O que fazer:
(a) Diga se cada afirmação concorda com o trecho sobre o existencialismo de Sartre e responda sim ou não, citando as palavras do trecho que decidem a questão: (i) A ideia de inconsciente está plenamente presente no pensamento de Marx. (ii) A análise vai tratar apenas da última fase do pensamento de Sartre. (iii) A concepção de indivíduo de Sartre é considerada demasiadamente voluntarista.
(b) Dê continuidade ao trecho sobre o existencialismo de Sartre a partir de sua última frase.

··· Trecho citado

Schaff acaba reproduzindo um determinismo tosco que nada tem de marxista. A afirmação de Schaff só seria aceitável se ele mostrasse onde, na obra de Sartre, se vê um apelo ao voluntarismo da liberdade absoluta. Apenas citando uma frase, inclusive semelhante a uma das mais famosas frases de Marx, ele não comprova sua afirmação e demonstra apenas um preconceito infundado.
Limites do Existencialismo de Sartre
O existencialismo sartreano atravessou duas fases e o seu período de aproximação com o marxismo foi não só o seu período final como também o seu coroamento. Por isso iremos deixar de lado a primeira fase, na qual suas divergências com o marxismo são maiores, para analisar apenas a última fase de seu pensamento. O Sartre da última fase apresenta algumas posições próximas ao pensamento de Marx e que foi desenvolvido por diversos continuadores dele. Entretanto, existem duas questões que permanecem em Sartre e que julgamos problemáticas: em primeiro lugar, sua rejeição do inconsciente – embora a idéia de inconsciente seja psicanalítica e não esteja no pensamento de Marx, a não ser embrionariamente, como alguns defendem - ela foi desenvolvida por pensadores marxistas ou influenciados pelo marxismo (Marcuse, 1988; Fromm, 1979; Reich, 1973; Schneider, 1977) e possui uma importância fundamental para se compreender a sociedade contemporânea; em segundo lugar, sua concepção de indivíduo, que se revela demasiadamente voluntarista, apesar de seu reconhecimento da situação como elemento importante para a compreensão das ações individuais.

······
··· Dados armazenados

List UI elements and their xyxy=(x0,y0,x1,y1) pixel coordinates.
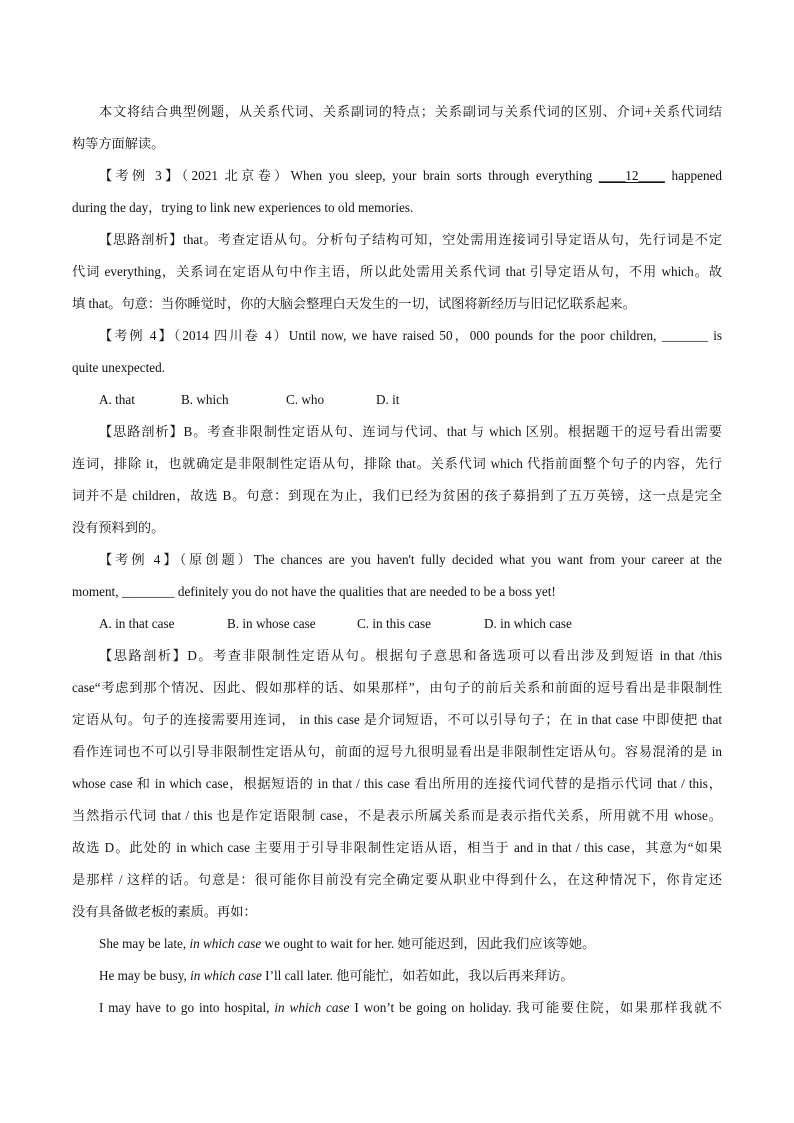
example-sentence-2-before: He may be busy, xyxy=(99,968,191,983)
example-2-question-line-2: quite unexpected. xyxy=(72,360,166,375)
example-3-analysis-line-4: 看作连词也不可以引导非限制性定语从句，前面的逗号九很明显看出是非限制性定语从句。容易混淆的是 in xyxy=(72,744,722,759)
example-sentence-1-before: She may be late, xyxy=(99,936,190,951)
example-3-analysis-line-7: 故选 D。此处的 in which case 主要用于引导非限制性定语从语，相当于 and in that / this case，其意为“如果 xyxy=(72,840,722,855)
example-3-analysis-line-8: 是那样 / 这样的话。句意是：很可能你目前没有完全确定要从职业中得到什么，在这种情况下，你肯定还 xyxy=(72,872,722,887)
intro-line-2: 构等方面解读。 xyxy=(72,136,165,151)
example-3-option-d: D. in which case xyxy=(484,616,572,631)
example-3-analysis-line-2: case“考虑到那个情况、因此、假如那样的话、如果那样”，由句子的前后关系和前面的逗号看出是非限制性 xyxy=(72,680,722,695)
example-2-analysis-line-2: 连词，排除 it，也就确定是非限制性定语从句，排除 that。关系代词 which 代指前面整个句子的内容，先行 xyxy=(72,456,722,471)
example-3-option-b: B. in whose case xyxy=(227,616,316,631)
example-2-question-line-1: 【考例 4】（2014 四川卷 4）Until now, we have raised 50，000 pounds for the poor children, _______ is xyxy=(99,328,722,343)
example-3-option-c: C. in this case xyxy=(357,616,431,631)
example-sentence-3-after: I won’t be going on holiday. 我可能要住院，如果那样我就不 xyxy=(349,1000,722,1015)
example-2-option-b: B. which xyxy=(181,392,229,407)
example-2-options xyxy=(72,384,722,416)
example-1-analysis-line-2: 代词 everything，关系词在定语从句中作主语，所以此处需用关系代词 that 引导定语从句，不用 which。故 xyxy=(72,264,722,279)
example-3-option-a: A. in that case xyxy=(99,616,175,631)
example-3-question-line-1: 【考例 4】（原创题）The chances are you haven't fully decided what you want from your career at the xyxy=(99,552,722,567)
example-sentence-1-after: we ought to wait for her. 她可能迟到，因此我们应该等她。 xyxy=(261,936,596,951)
example-3-analysis-line-3: 定语从句。句子的连接需要用连词， in this case 是介词短语，不可以引导句子；在 in that case 中即使把 that xyxy=(72,712,722,727)
example-sentence-1-phrase: in which case xyxy=(189,936,262,951)
example-sentence-3-phrase: in which case xyxy=(274,1000,350,1015)
example-1-question-tail: happened xyxy=(664,168,722,183)
example-1-analysis-line-1: 【思路剖析】that。考查定语从句。分析句子结构可知，空处需用连接词引导定语从句，先行词是不定 xyxy=(99,232,722,247)
example-3-analysis-line-6: 当然指示代词 that / this 也是作定语限制 case，不是表示所属关系而是表示指代关系，所用就不用 whose。 xyxy=(72,808,722,823)
example-sentence-3-before: I may have to go into hospital, xyxy=(99,1000,275,1015)
example-3-options xyxy=(72,608,722,640)
example-3-analysis-line-9: 没有具备做老板的素质。再如： xyxy=(72,904,257,919)
example-3-question-line-2: moment, ________ definitely you do not have the qualities that are needed to be a boss yet! xyxy=(72,584,556,599)
example-sentence-1 xyxy=(72,928,722,960)
example-1-question-line-2: during the day，trying to link new experiences to old memories. xyxy=(72,200,414,215)
example-2-option-c: C. who xyxy=(286,392,325,407)
example-3-analysis-line-1: 【思路剖析】D。考查非限制性定语从句。根据句子意思和备选项可以看出涉及到短语 in that /this xyxy=(99,648,722,663)
example-1-analysis-line-3: 填 that。句意：当你睡觉时，你的大脑会整理白天发生的一切，试图将新经历与旧记忆联系起来。 xyxy=(72,296,636,311)
example-2-option-d: D. it xyxy=(376,392,400,407)
example-1-answer-blank: ____12____ xyxy=(598,168,665,183)
example-3-analysis-line-5: whose case 和 in which case，根据短语的 in that / this case 看出所用的连接代词代替的是指示代词 that / this， xyxy=(72,776,722,791)
example-1-question-text: 【考例 3】（2021 北京卷）When you sleep, your brain sorts through everything xyxy=(99,168,599,183)
example-sentence-2-after: I’ll call later. 他可能忙，如若如此，我以后再来拜访。 xyxy=(261,968,574,983)
example-sentence-2-phrase: in which case xyxy=(190,968,262,983)
example-sentence-3 xyxy=(72,992,722,1024)
intro-line-1: 本文将结合典型例题，从关系代词、关系副词的特点；关系副词与关系代词的区别、介词+关系代词结 xyxy=(99,104,722,119)
example-1-question xyxy=(72,160,722,192)
example-2-analysis-line-1: 【思路剖析】B。考查非限制性定语从句、连词与代词、that 与 which 区别。根据题干的逗号看出需要 xyxy=(99,424,722,439)
example-sentence-2 xyxy=(72,960,722,992)
example-2-analysis-line-4: 没有预料到的。 xyxy=(72,520,165,535)
example-2-analysis-line-3: 词并不是 children，故选 B。句意：到现在为止，我们已经为贫困的孩子募捐到了五万英镑，这一点是完全 xyxy=(72,488,722,503)
example-2-option-a: A. that xyxy=(99,392,135,407)
document-page xyxy=(72,96,722,1024)
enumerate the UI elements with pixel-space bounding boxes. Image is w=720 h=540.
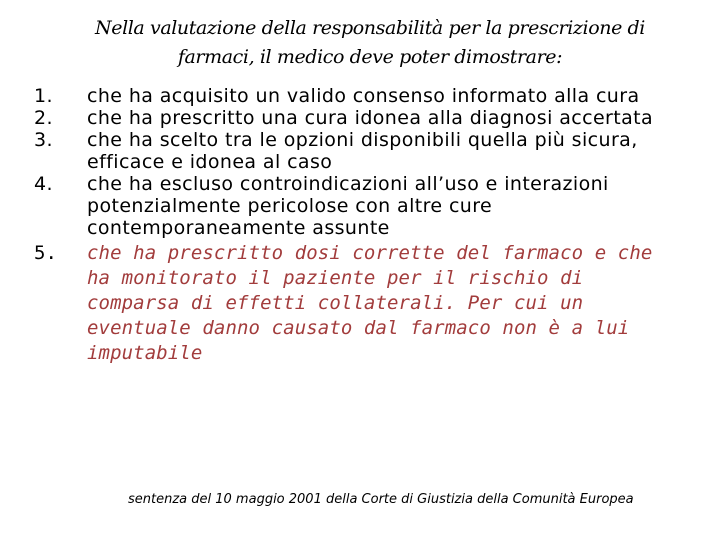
requirements-list [0, 85, 720, 366]
list-item-text: che ha escluso controindicazioni all’uso e interazioni potenzialmente pericolose con altre cure contemporaneamente assunte [87, 173, 609, 239]
list-item-number: 1. [34, 85, 53, 107]
list-item [0, 107, 667, 129]
list-item [0, 129, 667, 173]
slide-title: Nella valutazione della responsabilità per la prescrizione di farmaci, il medico deve poter dimostrare: [95, 17, 645, 68]
list-item-text: che ha prescritto dosi corrette del farmaco e che ha monitorato il paziente per il rischio di comparsa di effetti collaterali. Per cui un eventuale danno causato dal farmaco non è a lui imputabile [87, 242, 653, 364]
list-item-number: 2. [34, 107, 53, 129]
list-item-text: che ha acquisito un valido consenso informato alla cura [87, 85, 640, 107]
list-item [0, 173, 667, 239]
list-item-number: 4. [34, 173, 53, 195]
source-citation: sentenza del 10 maggio 2001 della Corte di Giustizia della Comunità Europea [128, 492, 634, 507]
list-item-number: 5. [34, 242, 58, 264]
list-item [0, 85, 667, 107]
list-item-text: che ha prescritto una cura idonea alla diagnosi accertata [87, 107, 654, 129]
list-item-highlighted [0, 241, 662, 366]
list-item-number: 3. [34, 129, 53, 151]
list-item-text: che ha scelto tra le opzioni disponibili quella più sicura, efficace e idonea al caso [87, 129, 638, 173]
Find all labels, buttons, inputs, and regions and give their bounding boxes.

······

Respostas por tarefa:
(a)
(i) Não: "embora a idéia de inconsciente seja psicanalítica e não esteja no pensamento de Marx, a não ser embrionariamente"
(ii) Sim: "para analisar apenas a última fase de seu pensamento"
(iii) Sim: "sua concepção de indivíduo, que se revela demasiadamente voluntarista"

(b)
A rejeição sartreana do inconsciente se deve ao fato de que a concepção freudiana poderia limitar a liberdade humana, tão importante no edifício filosófico deste pensador. No entanto, isto está ligado com a rejeição sartreana de uma natureza humana e se deve ao fato de que, para Freud, o inconsciente se constitui como locus dos desejos reprimidos, que são de caráter biológico, o que leva, segundo alguns, ao determinismo. Porém, Freud tinha, na verdade, uma concepção conflitual e não um determinismo do inconsciente. Para Freud, as ações humanas eram ora determinada pela consciência, ora pelo inconsciente, havendo um conflito entre ambos e é nesta dinâmica conflitiva que se originava as ações humanas (Freud, 1978, p. 89).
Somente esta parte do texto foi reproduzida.